## Exercise requirements
Filter these entries, keeping only lines that hold the word "후레시모짜렐라펄".

──────── Input records

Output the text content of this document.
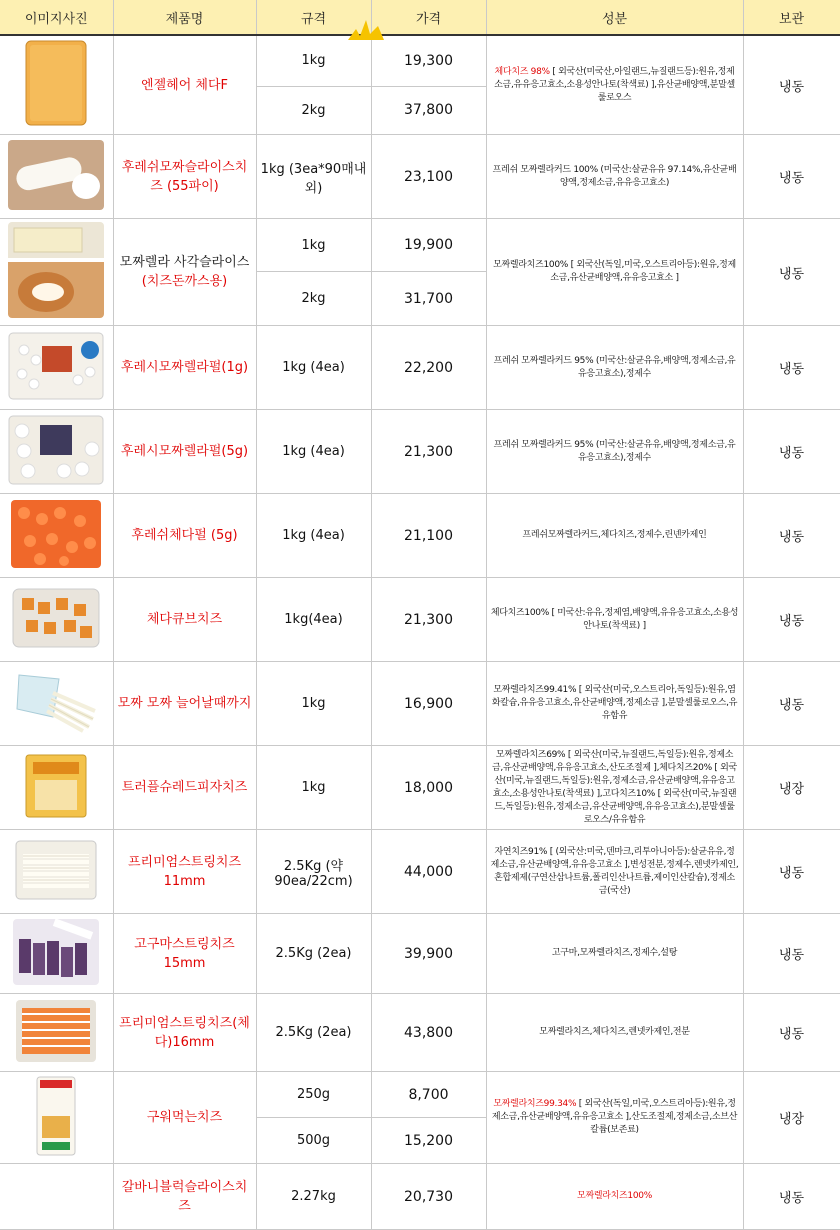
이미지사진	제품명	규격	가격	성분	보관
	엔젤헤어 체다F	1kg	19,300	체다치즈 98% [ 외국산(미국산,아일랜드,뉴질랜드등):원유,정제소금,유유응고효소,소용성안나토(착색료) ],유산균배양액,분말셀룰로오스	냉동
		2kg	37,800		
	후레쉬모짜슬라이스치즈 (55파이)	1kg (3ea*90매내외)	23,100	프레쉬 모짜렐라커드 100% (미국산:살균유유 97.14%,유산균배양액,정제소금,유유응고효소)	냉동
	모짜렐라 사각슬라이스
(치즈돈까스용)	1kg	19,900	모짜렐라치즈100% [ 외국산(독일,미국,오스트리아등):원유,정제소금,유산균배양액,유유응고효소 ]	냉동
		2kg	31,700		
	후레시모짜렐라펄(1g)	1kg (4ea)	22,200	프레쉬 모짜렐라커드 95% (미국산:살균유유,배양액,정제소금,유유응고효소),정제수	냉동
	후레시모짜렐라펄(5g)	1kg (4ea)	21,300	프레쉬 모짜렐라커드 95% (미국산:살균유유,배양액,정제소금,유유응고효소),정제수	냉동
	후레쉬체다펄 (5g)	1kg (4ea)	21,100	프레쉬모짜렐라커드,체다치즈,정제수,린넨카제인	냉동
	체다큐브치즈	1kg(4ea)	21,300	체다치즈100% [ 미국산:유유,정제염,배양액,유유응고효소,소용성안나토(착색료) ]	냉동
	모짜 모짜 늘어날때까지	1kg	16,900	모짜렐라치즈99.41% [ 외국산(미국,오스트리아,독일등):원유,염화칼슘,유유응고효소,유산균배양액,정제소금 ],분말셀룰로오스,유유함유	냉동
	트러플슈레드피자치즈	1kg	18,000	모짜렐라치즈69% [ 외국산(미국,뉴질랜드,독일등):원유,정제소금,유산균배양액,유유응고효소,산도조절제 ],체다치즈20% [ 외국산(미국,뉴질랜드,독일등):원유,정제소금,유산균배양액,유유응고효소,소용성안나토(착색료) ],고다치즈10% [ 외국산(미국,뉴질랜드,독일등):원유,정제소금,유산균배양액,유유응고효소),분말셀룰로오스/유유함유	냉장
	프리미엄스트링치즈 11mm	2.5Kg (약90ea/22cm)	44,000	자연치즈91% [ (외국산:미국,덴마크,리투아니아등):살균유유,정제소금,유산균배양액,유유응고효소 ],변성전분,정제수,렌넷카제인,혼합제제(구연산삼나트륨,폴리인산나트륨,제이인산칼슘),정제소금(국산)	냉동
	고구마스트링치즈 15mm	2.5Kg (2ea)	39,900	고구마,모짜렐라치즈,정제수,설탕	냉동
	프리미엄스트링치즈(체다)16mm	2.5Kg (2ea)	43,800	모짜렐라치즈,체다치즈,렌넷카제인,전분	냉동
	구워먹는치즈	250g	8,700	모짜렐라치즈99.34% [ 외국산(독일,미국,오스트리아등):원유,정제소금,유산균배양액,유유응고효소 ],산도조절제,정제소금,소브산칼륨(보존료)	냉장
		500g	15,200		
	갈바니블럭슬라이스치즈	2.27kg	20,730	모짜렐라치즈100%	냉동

────────────────
──────── Input records

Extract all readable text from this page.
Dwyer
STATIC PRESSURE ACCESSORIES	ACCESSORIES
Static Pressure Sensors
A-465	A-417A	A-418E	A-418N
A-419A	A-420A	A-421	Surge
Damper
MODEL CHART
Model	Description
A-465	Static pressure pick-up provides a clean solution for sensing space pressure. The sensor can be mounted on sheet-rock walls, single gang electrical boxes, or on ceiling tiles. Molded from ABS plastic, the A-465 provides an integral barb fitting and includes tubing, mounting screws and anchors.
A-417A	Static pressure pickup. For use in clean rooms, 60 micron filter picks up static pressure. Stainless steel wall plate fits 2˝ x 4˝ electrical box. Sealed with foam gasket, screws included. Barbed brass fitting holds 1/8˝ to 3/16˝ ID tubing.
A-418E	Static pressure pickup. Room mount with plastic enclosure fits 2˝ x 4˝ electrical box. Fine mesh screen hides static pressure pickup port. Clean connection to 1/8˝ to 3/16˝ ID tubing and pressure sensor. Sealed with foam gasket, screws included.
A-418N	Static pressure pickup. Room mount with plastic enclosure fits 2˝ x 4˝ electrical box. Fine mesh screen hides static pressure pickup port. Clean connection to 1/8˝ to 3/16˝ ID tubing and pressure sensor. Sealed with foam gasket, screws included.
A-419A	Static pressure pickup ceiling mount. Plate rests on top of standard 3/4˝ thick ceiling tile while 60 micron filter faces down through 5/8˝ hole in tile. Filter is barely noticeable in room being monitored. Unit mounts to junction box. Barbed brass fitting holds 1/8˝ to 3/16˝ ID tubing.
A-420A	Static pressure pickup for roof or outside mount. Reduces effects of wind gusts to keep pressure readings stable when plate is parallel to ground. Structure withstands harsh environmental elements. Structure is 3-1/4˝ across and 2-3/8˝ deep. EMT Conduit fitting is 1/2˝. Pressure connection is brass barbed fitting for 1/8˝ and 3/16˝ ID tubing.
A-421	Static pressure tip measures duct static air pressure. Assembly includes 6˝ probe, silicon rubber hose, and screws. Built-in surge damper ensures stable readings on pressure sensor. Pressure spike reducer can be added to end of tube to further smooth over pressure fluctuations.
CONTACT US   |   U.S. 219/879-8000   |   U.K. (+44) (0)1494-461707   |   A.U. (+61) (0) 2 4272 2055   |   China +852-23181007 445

────────────────

## Result below
	후레시모짜렐라펄(1g)	1kg (4ea)	22,200	프레쉬 모짜렐라커드 95% (미국산:살균유유,배양액,정제소금,유유응고효소),정제수	냉동
	후레시모짜렐라펄(5g)	1kg (4ea)	21,300	프레쉬 모짜렐라커드 95% (미국산:살균유유,배양액,정제소금,유유응고효소),정제수	냉동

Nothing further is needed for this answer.